• _Exercise_
Copy the records below exactly, leaving out any pictures.
--- Start Record extracts ---
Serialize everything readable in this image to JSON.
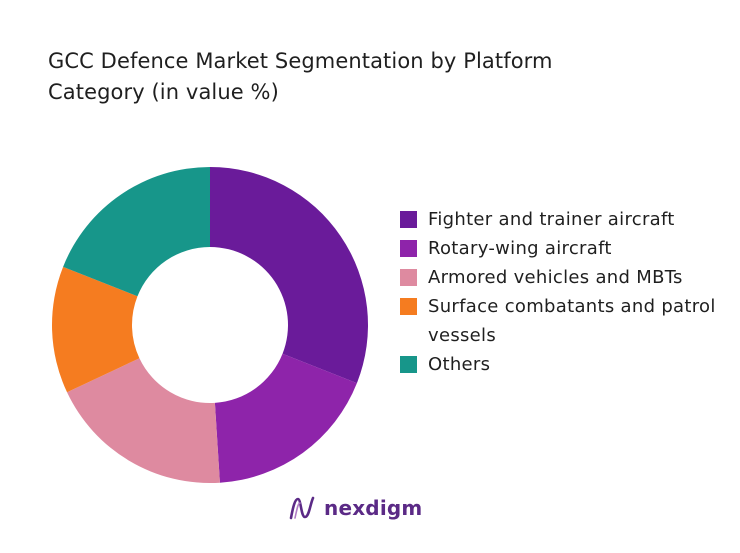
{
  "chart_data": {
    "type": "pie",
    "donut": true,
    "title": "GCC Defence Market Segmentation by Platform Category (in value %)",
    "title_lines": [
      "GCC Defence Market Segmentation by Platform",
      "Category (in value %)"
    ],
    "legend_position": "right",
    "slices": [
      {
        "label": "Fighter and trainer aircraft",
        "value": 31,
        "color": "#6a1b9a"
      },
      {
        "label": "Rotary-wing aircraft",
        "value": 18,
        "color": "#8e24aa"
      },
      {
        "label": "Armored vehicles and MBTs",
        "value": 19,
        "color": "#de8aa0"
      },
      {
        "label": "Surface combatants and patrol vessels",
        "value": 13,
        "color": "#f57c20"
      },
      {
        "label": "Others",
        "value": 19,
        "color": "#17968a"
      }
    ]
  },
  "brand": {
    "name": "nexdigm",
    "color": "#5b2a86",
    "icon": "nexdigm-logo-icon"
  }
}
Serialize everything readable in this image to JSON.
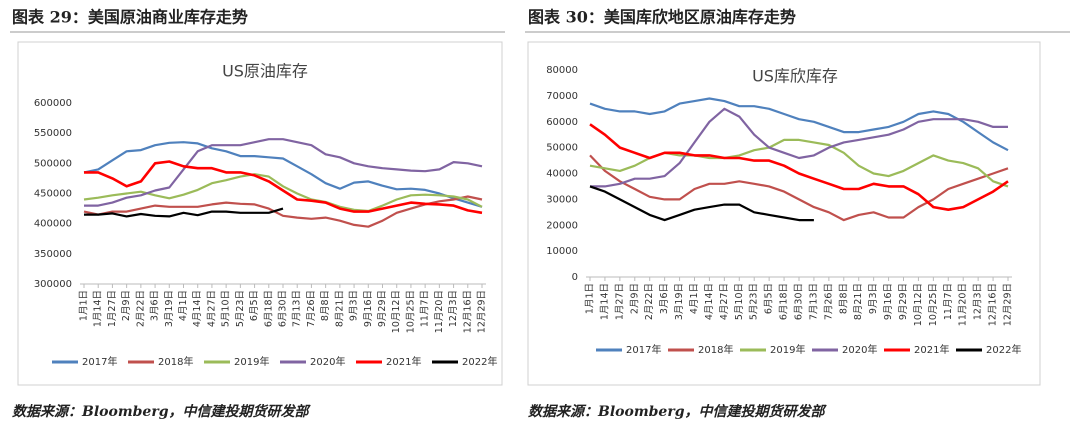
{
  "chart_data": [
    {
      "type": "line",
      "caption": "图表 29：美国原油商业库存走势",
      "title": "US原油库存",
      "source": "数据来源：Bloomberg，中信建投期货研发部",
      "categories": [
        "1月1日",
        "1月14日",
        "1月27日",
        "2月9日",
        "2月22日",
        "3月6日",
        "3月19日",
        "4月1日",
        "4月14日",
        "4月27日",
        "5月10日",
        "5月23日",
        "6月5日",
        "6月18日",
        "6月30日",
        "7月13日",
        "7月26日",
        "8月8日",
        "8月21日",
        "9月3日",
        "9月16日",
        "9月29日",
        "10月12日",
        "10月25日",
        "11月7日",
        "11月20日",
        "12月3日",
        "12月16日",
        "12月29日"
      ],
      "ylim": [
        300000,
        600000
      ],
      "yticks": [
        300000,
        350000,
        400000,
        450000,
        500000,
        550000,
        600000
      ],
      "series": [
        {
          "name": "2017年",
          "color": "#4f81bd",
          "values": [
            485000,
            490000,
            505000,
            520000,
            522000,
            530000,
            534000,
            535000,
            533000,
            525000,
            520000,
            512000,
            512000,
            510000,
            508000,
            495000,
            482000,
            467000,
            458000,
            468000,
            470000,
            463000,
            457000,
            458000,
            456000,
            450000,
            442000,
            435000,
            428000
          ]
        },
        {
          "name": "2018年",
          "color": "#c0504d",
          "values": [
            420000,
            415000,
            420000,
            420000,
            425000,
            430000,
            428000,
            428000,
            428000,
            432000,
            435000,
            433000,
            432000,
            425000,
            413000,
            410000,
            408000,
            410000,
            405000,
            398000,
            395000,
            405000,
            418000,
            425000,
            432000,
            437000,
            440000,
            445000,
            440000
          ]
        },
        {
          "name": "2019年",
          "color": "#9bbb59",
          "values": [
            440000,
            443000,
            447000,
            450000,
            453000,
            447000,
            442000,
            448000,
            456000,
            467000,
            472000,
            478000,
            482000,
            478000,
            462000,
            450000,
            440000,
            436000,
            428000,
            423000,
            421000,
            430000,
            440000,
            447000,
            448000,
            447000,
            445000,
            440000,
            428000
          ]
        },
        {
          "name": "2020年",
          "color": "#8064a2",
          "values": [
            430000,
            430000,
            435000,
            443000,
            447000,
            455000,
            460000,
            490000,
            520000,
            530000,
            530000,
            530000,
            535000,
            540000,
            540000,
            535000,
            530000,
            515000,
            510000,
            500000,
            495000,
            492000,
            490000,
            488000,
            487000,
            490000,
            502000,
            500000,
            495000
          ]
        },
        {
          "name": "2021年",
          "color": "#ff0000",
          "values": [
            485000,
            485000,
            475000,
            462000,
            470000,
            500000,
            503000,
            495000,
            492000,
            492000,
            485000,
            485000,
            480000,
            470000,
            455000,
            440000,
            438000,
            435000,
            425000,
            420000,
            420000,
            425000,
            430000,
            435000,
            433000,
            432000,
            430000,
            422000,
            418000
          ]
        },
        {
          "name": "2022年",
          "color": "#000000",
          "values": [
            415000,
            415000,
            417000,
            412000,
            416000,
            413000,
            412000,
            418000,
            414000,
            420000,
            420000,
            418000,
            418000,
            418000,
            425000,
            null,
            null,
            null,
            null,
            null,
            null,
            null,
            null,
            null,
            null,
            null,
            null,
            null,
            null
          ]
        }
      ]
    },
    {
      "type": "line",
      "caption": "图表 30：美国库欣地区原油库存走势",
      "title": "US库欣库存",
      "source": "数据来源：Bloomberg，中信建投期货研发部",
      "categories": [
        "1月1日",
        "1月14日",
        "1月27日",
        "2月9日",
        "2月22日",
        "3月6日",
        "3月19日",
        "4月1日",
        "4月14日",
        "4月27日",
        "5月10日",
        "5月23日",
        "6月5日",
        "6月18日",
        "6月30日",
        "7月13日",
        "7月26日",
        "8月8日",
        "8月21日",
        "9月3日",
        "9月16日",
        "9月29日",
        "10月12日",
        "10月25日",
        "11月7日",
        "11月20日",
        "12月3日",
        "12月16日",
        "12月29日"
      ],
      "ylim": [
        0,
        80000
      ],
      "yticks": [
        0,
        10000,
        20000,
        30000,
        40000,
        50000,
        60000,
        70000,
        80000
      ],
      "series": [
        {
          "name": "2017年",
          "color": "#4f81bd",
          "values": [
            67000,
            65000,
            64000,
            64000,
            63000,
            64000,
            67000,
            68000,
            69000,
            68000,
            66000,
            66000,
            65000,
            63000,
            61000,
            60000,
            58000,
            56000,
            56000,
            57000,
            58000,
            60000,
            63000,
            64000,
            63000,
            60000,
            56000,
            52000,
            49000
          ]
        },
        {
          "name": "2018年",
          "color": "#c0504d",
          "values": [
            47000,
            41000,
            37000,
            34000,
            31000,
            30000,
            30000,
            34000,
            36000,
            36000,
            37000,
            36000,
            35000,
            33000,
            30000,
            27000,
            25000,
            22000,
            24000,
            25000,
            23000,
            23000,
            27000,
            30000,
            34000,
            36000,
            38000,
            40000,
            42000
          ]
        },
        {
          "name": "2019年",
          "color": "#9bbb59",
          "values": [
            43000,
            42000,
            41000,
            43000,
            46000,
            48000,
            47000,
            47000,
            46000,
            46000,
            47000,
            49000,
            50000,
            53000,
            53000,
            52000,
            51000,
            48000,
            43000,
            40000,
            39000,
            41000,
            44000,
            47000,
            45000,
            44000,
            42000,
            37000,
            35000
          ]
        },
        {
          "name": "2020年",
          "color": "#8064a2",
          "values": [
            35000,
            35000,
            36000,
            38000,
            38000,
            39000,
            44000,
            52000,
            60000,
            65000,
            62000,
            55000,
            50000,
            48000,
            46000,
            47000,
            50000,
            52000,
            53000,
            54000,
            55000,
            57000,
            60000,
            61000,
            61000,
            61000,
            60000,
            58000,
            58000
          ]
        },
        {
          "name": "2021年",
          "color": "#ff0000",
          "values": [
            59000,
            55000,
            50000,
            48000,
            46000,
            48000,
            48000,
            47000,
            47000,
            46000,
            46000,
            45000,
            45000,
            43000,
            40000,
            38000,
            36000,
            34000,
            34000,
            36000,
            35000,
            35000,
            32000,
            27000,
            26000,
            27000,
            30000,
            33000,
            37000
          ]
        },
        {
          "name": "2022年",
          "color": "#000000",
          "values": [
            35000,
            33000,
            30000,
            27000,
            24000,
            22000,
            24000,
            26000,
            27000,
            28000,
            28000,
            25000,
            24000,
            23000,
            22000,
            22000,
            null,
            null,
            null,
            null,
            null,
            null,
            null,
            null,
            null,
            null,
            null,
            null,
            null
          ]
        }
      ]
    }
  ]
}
--- End Record extracts ---
• _Complete answer_
Serialize everything readable in this image to JSON.
{
  "chart_data": {
    "type": "pie",
    "donut": true,
    "title": "GCC Defence Market Segmentation by Platform Category (in value %)",
    "title_lines": [
      "GCC Defence Market Segmentation by Platform",
      "Category (in value %)"
    ],
    "legend_position": "right",
    "slices": [
      {
        "label": "Fighter and trainer aircraft",
        "value": 31,
        "color": "#6a1b9a"
      },
      {
        "label": "Rotary-wing aircraft",
        "value": 18,
        "color": "#8e24aa"
      },
      {
        "label": "Armored vehicles and MBTs",
        "value": 19,
        "color": "#de8aa0"
      },
      {
        "label": "Surface combatants and patrol vessels",
        "value": 13,
        "color": "#f57c20"
      },
      {
        "label": "Others",
        "value": 19,
        "color": "#17968a"
      }
    ]
  },
  "brand": {
    "name": "nexdigm",
    "color": "#5b2a86",
    "icon": "nexdigm-logo-icon"
  }
}
Serialize everything readable in this image to JSON.
{
  "chart_data": [
    {
      "type": "line",
      "caption": "图表 29：美国原油商业库存走势",
      "title": "US原油库存",
      "source": "数据来源：Bloomberg，中信建投期货研发部",
      "categories": [
        "1月1日",
        "1月14日",
        "1月27日",
        "2月9日",
        "2月22日",
        "3月6日",
        "3月19日",
        "4月1日",
        "4月14日",
        "4月27日",
        "5月10日",
        "5月23日",
        "6月5日",
        "6月18日",
        "6月30日",
        "7月13日",
        "7月26日",
        "8月8日",
        "8月21日",
        "9月3日",
        "9月16日",
        "9月29日",
        "10月12日",
        "10月25日",
        "11月7日",
        "11月20日",
        "12月3日",
        "12月16日",
        "12月29日"
      ],
      "ylim": [
        300000,
        600000
      ],
      "yticks": [
        300000,
        350000,
        400000,
        450000,
        500000,
        550000,
        600000
      ],
      "series": [
        {
          "name": "2017年",
          "color": "#4f81bd",
          "values": [
            485000,
            490000,
            505000,
            520000,
            522000,
            530000,
            534000,
            535000,
            533000,
            525000,
            520000,
            512000,
            512000,
            510000,
            508000,
            495000,
            482000,
            467000,
            458000,
            468000,
            470000,
            463000,
            457000,
            458000,
            456000,
            450000,
            442000,
            435000,
            428000
          ]
        },
        {
          "name": "2018年",
          "color": "#c0504d",
          "values": [
            420000,
            415000,
            420000,
            420000,
            425000,
            430000,
            428000,
            428000,
            428000,
            432000,
            435000,
            433000,
            432000,
            425000,
            413000,
            410000,
            408000,
            410000,
            405000,
            398000,
            395000,
            405000,
            418000,
            425000,
            432000,
            437000,
            440000,
            445000,
            440000
          ]
        },
        {
          "name": "2019年",
          "color": "#9bbb59",
          "values": [
            440000,
            443000,
            447000,
            450000,
            453000,
            447000,
            442000,
            448000,
            456000,
            467000,
            472000,
            478000,
            482000,
            478000,
            462000,
            450000,
            440000,
            436000,
            428000,
            423000,
            421000,
            430000,
            440000,
            447000,
            448000,
            447000,
            445000,
            440000,
            428000
          ]
        },
        {
          "name": "2020年",
          "color": "#8064a2",
          "values": [
            430000,
            430000,
            435000,
            443000,
            447000,
            455000,
            460000,
            490000,
            520000,
            530000,
            530000,
            530000,
            535000,
            540000,
            540000,
            535000,
            530000,
            515000,
            510000,
            500000,
            495000,
            492000,
            490000,
            488000,
            487000,
            490000,
            502000,
            500000,
            495000
          ]
        },
        {
          "name": "2021年",
          "color": "#ff0000",
          "values": [
            485000,
            485000,
            475000,
            462000,
            470000,
            500000,
            503000,
            495000,
            492000,
            492000,
            485000,
            485000,
            480000,
            470000,
            455000,
            440000,
            438000,
            435000,
            425000,
            420000,
            420000,
            425000,
            430000,
            435000,
            433000,
            432000,
            430000,
            422000,
            418000
          ]
        },
        {
          "name": "2022年",
          "color": "#000000",
          "values": [
            415000,
            415000,
            417000,
            412000,
            416000,
            413000,
            412000,
            418000,
            414000,
            420000,
            420000,
            418000,
            418000,
            418000,
            425000,
            null,
            null,
            null,
            null,
            null,
            null,
            null,
            null,
            null,
            null,
            null,
            null,
            null,
            null
          ]
        }
      ]
    },
    {
      "type": "line",
      "caption": "图表 30：美国库欣地区原油库存走势",
      "title": "US库欣库存",
      "source": "数据来源：Bloomberg，中信建投期货研发部",
      "categories": [
        "1月1日",
        "1月14日",
        "1月27日",
        "2月9日",
        "2月22日",
        "3月6日",
        "3月19日",
        "4月1日",
        "4月14日",
        "4月27日",
        "5月10日",
        "5月23日",
        "6月5日",
        "6月18日",
        "6月30日",
        "7月13日",
        "7月26日",
        "8月8日",
        "8月21日",
        "9月3日",
        "9月16日",
        "9月29日",
        "10月12日",
        "10月25日",
        "11月7日",
        "11月20日",
        "12月3日",
        "12月16日",
        "12月29日"
      ],
      "ylim": [
        0,
        80000
      ],
      "yticks": [
        0,
        10000,
        20000,
        30000,
        40000,
        50000,
        60000,
        70000,
        80000
      ],
      "series": [
        {
          "name": "2017年",
          "color": "#4f81bd",
          "values": [
            67000,
            65000,
            64000,
            64000,
            63000,
            64000,
            67000,
            68000,
            69000,
            68000,
            66000,
            66000,
            65000,
            63000,
            61000,
            60000,
            58000,
            56000,
            56000,
            57000,
            58000,
            60000,
            63000,
            64000,
            63000,
            60000,
            56000,
            52000,
            49000
          ]
        },
        {
          "name": "2018年",
          "color": "#c0504d",
          "values": [
            47000,
            41000,
            37000,
            34000,
            31000,
            30000,
            30000,
            34000,
            36000,
            36000,
            37000,
            36000,
            35000,
            33000,
            30000,
            27000,
            25000,
            22000,
            24000,
            25000,
            23000,
            23000,
            27000,
            30000,
            34000,
            36000,
            38000,
            40000,
            42000
          ]
        },
        {
          "name": "2019年",
          "color": "#9bbb59",
          "values": [
            43000,
            42000,
            41000,
            43000,
            46000,
            48000,
            47000,
            47000,
            46000,
            46000,
            47000,
            49000,
            50000,
            53000,
            53000,
            52000,
            51000,
            48000,
            43000,
            40000,
            39000,
            41000,
            44000,
            47000,
            45000,
            44000,
            42000,
            37000,
            35000
          ]
        },
        {
          "name": "2020年",
          "color": "#8064a2",
          "values": [
            35000,
            35000,
            36000,
            38000,
            38000,
            39000,
            44000,
            52000,
            60000,
            65000,
            62000,
            55000,
            50000,
            48000,
            46000,
            47000,
            50000,
            52000,
            53000,
            54000,
            55000,
            57000,
            60000,
            61000,
            61000,
            61000,
            60000,
            58000,
            58000
          ]
        },
        {
          "name": "2021年",
          "color": "#ff0000",
          "values": [
            59000,
            55000,
            50000,
            48000,
            46000,
            48000,
            48000,
            47000,
            47000,
            46000,
            46000,
            45000,
            45000,
            43000,
            40000,
            38000,
            36000,
            34000,
            34000,
            36000,
            35000,
            35000,
            32000,
            27000,
            26000,
            27000,
            30000,
            33000,
            37000
          ]
        },
        {
          "name": "2022年",
          "color": "#000000",
          "values": [
            35000,
            33000,
            30000,
            27000,
            24000,
            22000,
            24000,
            26000,
            27000,
            28000,
            28000,
            25000,
            24000,
            23000,
            22000,
            22000,
            null,
            null,
            null,
            null,
            null,
            null,
            null,
            null,
            null,
            null,
            null,
            null,
            null
          ]
        }
      ]
    }
  ]
}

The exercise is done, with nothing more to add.